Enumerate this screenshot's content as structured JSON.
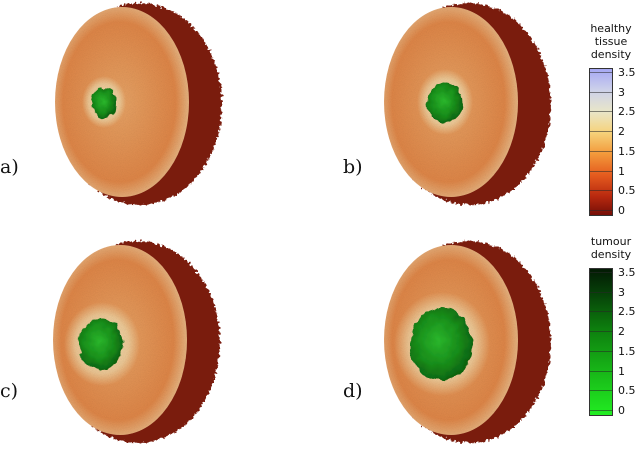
{
  "panels": [
    {
      "label": "a)"
    },
    {
      "label": "b)"
    },
    {
      "label": "c)"
    },
    {
      "label": "d)"
    }
  ],
  "colorbars": {
    "healthy": {
      "title_lines": [
        "healthy",
        "tissue",
        "density"
      ],
      "ticks": [
        "3.5",
        "3",
        "2.5",
        "2",
        "1.5",
        "1",
        "0.5",
        "0"
      ]
    },
    "tumour": {
      "title_lines": [
        "tumour",
        "density"
      ],
      "ticks": [
        "3.5",
        "3",
        "2.5",
        "2",
        "1.5",
        "1",
        "0.5",
        "0"
      ]
    }
  },
  "colors": {
    "rim": "#7a1a0c",
    "face": "#e0894a",
    "halo": "#f1dcae",
    "tumour_dark": "#0f6a12",
    "tumour_bright": "#29b52a"
  }
}
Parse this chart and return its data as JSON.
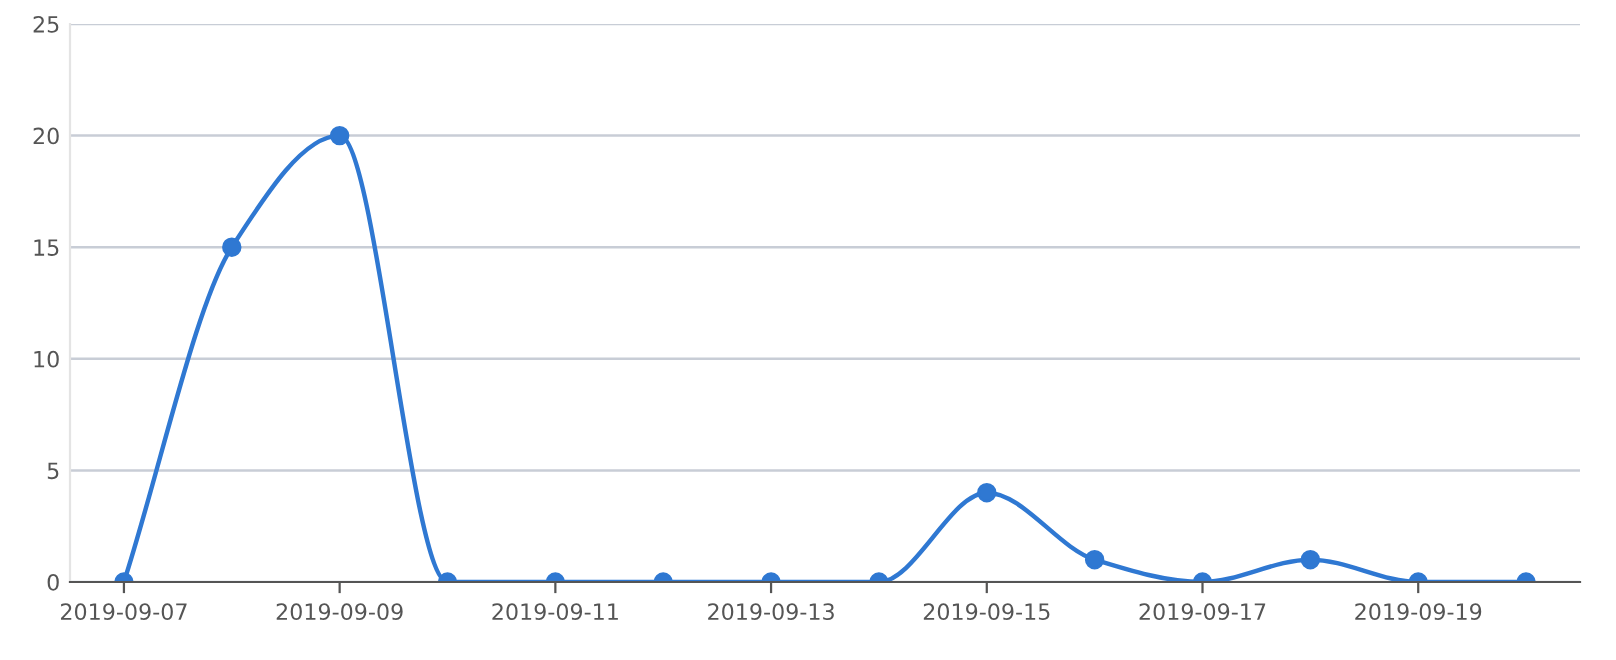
{
  "chart_data": {
    "type": "line",
    "x": [
      "2019-09-07",
      "2019-09-08",
      "2019-09-09",
      "2019-09-10",
      "2019-09-11",
      "2019-09-12",
      "2019-09-13",
      "2019-09-14",
      "2019-09-15",
      "2019-09-16",
      "2019-09-17",
      "2019-09-18",
      "2019-09-19",
      "2019-09-20"
    ],
    "series": [
      {
        "color": "#2f78d2",
        "values": [
          0,
          15,
          20,
          0,
          0,
          0,
          0,
          0,
          4,
          1,
          0,
          1,
          0,
          0
        ]
      }
    ],
    "xlim": [
      "2019-09-06T12:00",
      "2019-09-20T12:00"
    ],
    "xticks": [
      {
        "value": "2019-09-07",
        "label": "2019-09-07"
      },
      {
        "value": "2019-09-09",
        "label": "2019-09-09"
      },
      {
        "value": "2019-09-11",
        "label": "2019-09-11"
      },
      {
        "value": "2019-09-13",
        "label": "2019-09-13"
      },
      {
        "value": "2019-09-15",
        "label": "2019-09-15"
      },
      {
        "value": "2019-09-17",
        "label": "2019-09-17"
      },
      {
        "value": "2019-09-19",
        "label": "2019-09-19"
      }
    ],
    "ylim": [
      0,
      25
    ],
    "yticks": [
      0,
      5,
      10,
      15,
      20,
      25
    ],
    "grid": "y",
    "marker": "circle",
    "line_style": "solid",
    "legend": false
  }
}
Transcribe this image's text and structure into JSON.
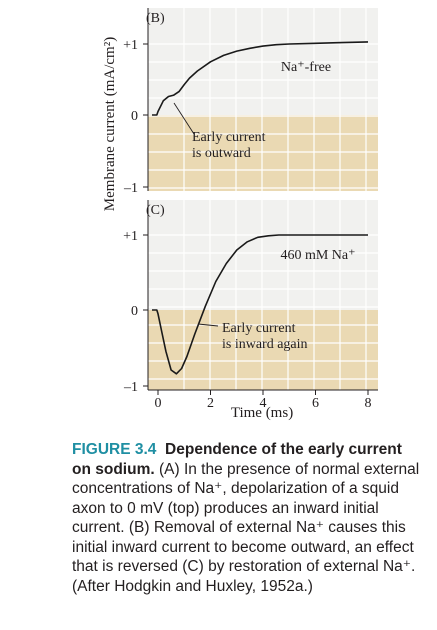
{
  "figure": {
    "ylabel": "Membrane current (mA/cm²)",
    "xlabel": "Time (ms)",
    "x_ticks": [
      "0",
      "2",
      "4",
      "6",
      "8"
    ],
    "colors": {
      "band": "#ead9b3",
      "grid": "#ffffff",
      "curve": "#1a1a1a",
      "caption_accent": "#1f8fa3"
    }
  },
  "chart_data": [
    {
      "type": "line",
      "panel_label": "(B)",
      "y_ticks": [
        "+1",
        "0",
        "–1"
      ],
      "ylim": [
        -1,
        1
      ],
      "xlim": [
        0,
        8
      ],
      "series_label": "Na⁺-free",
      "annotation": [
        "Early current",
        "is outward"
      ],
      "grid": true,
      "x": [
        -0.5,
        -0.1,
        0.0,
        0.2,
        0.4,
        0.6,
        0.8,
        1.0,
        1.2,
        1.5,
        2.0,
        2.5,
        3.0,
        3.5,
        4.0,
        4.5,
        5.0,
        6.0,
        7.0,
        8.0
      ],
      "y": [
        0.0,
        0.0,
        0.05,
        0.2,
        0.26,
        0.28,
        0.33,
        0.43,
        0.52,
        0.62,
        0.75,
        0.84,
        0.9,
        0.94,
        0.97,
        0.99,
        1.0,
        1.01,
        1.02,
        1.03
      ]
    },
    {
      "type": "line",
      "panel_label": "(C)",
      "y_ticks": [
        "+1",
        "0",
        "–1"
      ],
      "ylim": [
        -1,
        1
      ],
      "xlim": [
        0,
        8
      ],
      "series_label": "460 mM Na⁺",
      "annotation": [
        "Early current",
        "is inward again"
      ],
      "grid": true,
      "x": [
        -0.5,
        -0.1,
        0.0,
        0.15,
        0.3,
        0.5,
        0.7,
        0.9,
        1.1,
        1.4,
        1.8,
        2.2,
        2.6,
        3.0,
        3.4,
        3.8,
        4.2,
        4.6,
        5.0,
        6.0,
        7.0,
        8.0
      ],
      "y": [
        0.0,
        0.0,
        -0.05,
        -0.3,
        -0.55,
        -0.8,
        -0.85,
        -0.78,
        -0.62,
        -0.32,
        0.05,
        0.38,
        0.62,
        0.8,
        0.91,
        0.97,
        0.99,
        1.0,
        1.0,
        1.0,
        1.0,
        1.0
      ]
    }
  ],
  "caption": {
    "label": "FIGURE 3.4",
    "title": "Dependence of the early current on sodium.",
    "body": "(A) In the presence of normal external concentrations of Na⁺, depolarization of a squid axon to 0 mV (top) produces an inward initial current. (B) Removal of external Na⁺ causes this initial inward current to become outward, an effect that is reversed (C) by restoration of external Na⁺. (After Hodgkin and Huxley, 1952a.)"
  }
}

★ ★ ★

## [What you should do]
Return each line exactly as written. Any picture gets left out.

## [The response]
Enumerate this screenshot's content as structured JSON.
{
  "panels": [
    {
      "label": "a)"
    },
    {
      "label": "b)"
    },
    {
      "label": "c)"
    },
    {
      "label": "d)"
    }
  ],
  "colorbars": {
    "healthy": {
      "title_lines": [
        "healthy",
        "tissue",
        "density"
      ],
      "ticks": [
        "3.5",
        "3",
        "2.5",
        "2",
        "1.5",
        "1",
        "0.5",
        "0"
      ]
    },
    "tumour": {
      "title_lines": [
        "tumour",
        "density"
      ],
      "ticks": [
        "3.5",
        "3",
        "2.5",
        "2",
        "1.5",
        "1",
        "0.5",
        "0"
      ]
    }
  },
  "colors": {
    "rim": "#7a1a0c",
    "face": "#e0894a",
    "halo": "#f1dcae",
    "tumour_dark": "#0f6a12",
    "tumour_bright": "#29b52a"
  }
}
Parse this chart and return its data as JSON.
{
  "chart_data": {
    "type": "line",
    "x": [
      "2019-09-07",
      "2019-09-08",
      "2019-09-09",
      "2019-09-10",
      "2019-09-11",
      "2019-09-12",
      "2019-09-13",
      "2019-09-14",
      "2019-09-15",
      "2019-09-16",
      "2019-09-17",
      "2019-09-18",
      "2019-09-19",
      "2019-09-20"
    ],
    "series": [
      {
        "color": "#2f78d2",
        "values": [
          0,
          15,
          20,
          0,
          0,
          0,
          0,
          0,
          4,
          1,
          0,
          1,
          0,
          0
        ]
      }
    ],
    "xlim": [
      "2019-09-06T12:00",
      "2019-09-20T12:00"
    ],
    "xticks": [
      {
        "value": "2019-09-07",
        "label": "2019-09-07"
      },
      {
        "value": "2019-09-09",
        "label": "2019-09-09"
      },
      {
        "value": "2019-09-11",
        "label": "2019-09-11"
      },
      {
        "value": "2019-09-13",
        "label": "2019-09-13"
      },
      {
        "value": "2019-09-15",
        "label": "2019-09-15"
      },
      {
        "value": "2019-09-17",
        "label": "2019-09-17"
      },
      {
        "value": "2019-09-19",
        "label": "2019-09-19"
      }
    ],
    "ylim": [
      0,
      25
    ],
    "yticks": [
      0,
      5,
      10,
      15,
      20,
      25
    ],
    "grid": "y",
    "marker": "circle",
    "line_style": "solid",
    "legend": false
  }
}
Transcribe this image's text and structure into JSON.
{
  "figure": {
    "ylabel": "Membrane current (mA/cm²)",
    "xlabel": "Time (ms)",
    "x_ticks": [
      "0",
      "2",
      "4",
      "6",
      "8"
    ],
    "colors": {
      "band": "#ead9b3",
      "grid": "#ffffff",
      "curve": "#1a1a1a",
      "caption_accent": "#1f8fa3"
    }
  },
  "chart_data": [
    {
      "type": "line",
      "panel_label": "(B)",
      "y_ticks": [
        "+1",
        "0",
        "–1"
      ],
      "ylim": [
        -1,
        1
      ],
      "xlim": [
        0,
        8
      ],
      "series_label": "Na⁺-free",
      "annotation": [
        "Early current",
        "is outward"
      ],
      "grid": true,
      "x": [
        -0.5,
        -0.1,
        0.0,
        0.2,
        0.4,
        0.6,
        0.8,
        1.0,
        1.2,
        1.5,
        2.0,
        2.5,
        3.0,
        3.5,
        4.0,
        4.5,
        5.0,
        6.0,
        7.0,
        8.0
      ],
      "y": [
        0.0,
        0.0,
        0.05,
        0.2,
        0.26,
        0.28,
        0.33,
        0.43,
        0.52,
        0.62,
        0.75,
        0.84,
        0.9,
        0.94,
        0.97,
        0.99,
        1.0,
        1.01,
        1.02,
        1.03
      ]
    },
    {
      "type": "line",
      "panel_label": "(C)",
      "y_ticks": [
        "+1",
        "0",
        "–1"
      ],
      "ylim": [
        -1,
        1
      ],
      "xlim": [
        0,
        8
      ],
      "series_label": "460 mM Na⁺",
      "annotation": [
        "Early current",
        "is inward again"
      ],
      "grid": true,
      "x": [
        -0.5,
        -0.1,
        0.0,
        0.15,
        0.3,
        0.5,
        0.7,
        0.9,
        1.1,
        1.4,
        1.8,
        2.2,
        2.6,
        3.0,
        3.4,
        3.8,
        4.2,
        4.6,
        5.0,
        6.0,
        7.0,
        8.0
      ],
      "y": [
        0.0,
        0.0,
        -0.05,
        -0.3,
        -0.55,
        -0.8,
        -0.85,
        -0.78,
        -0.62,
        -0.32,
        0.05,
        0.38,
        0.62,
        0.8,
        0.91,
        0.97,
        0.99,
        1.0,
        1.0,
        1.0,
        1.0,
        1.0
      ]
    }
  ],
  "caption": {
    "label": "FIGURE 3.4",
    "title": "Dependence of the early current on sodium.",
    "body": "(A) In the presence of normal external concentrations of Na⁺, depolarization of a squid axon to 0 mV (top) produces an inward initial current. (B) Removal of external Na⁺ causes this initial inward current to become outward, an effect that is reversed (C) by restoration of external Na⁺. (After Hodgkin and Huxley, 1952a.)"
  }
}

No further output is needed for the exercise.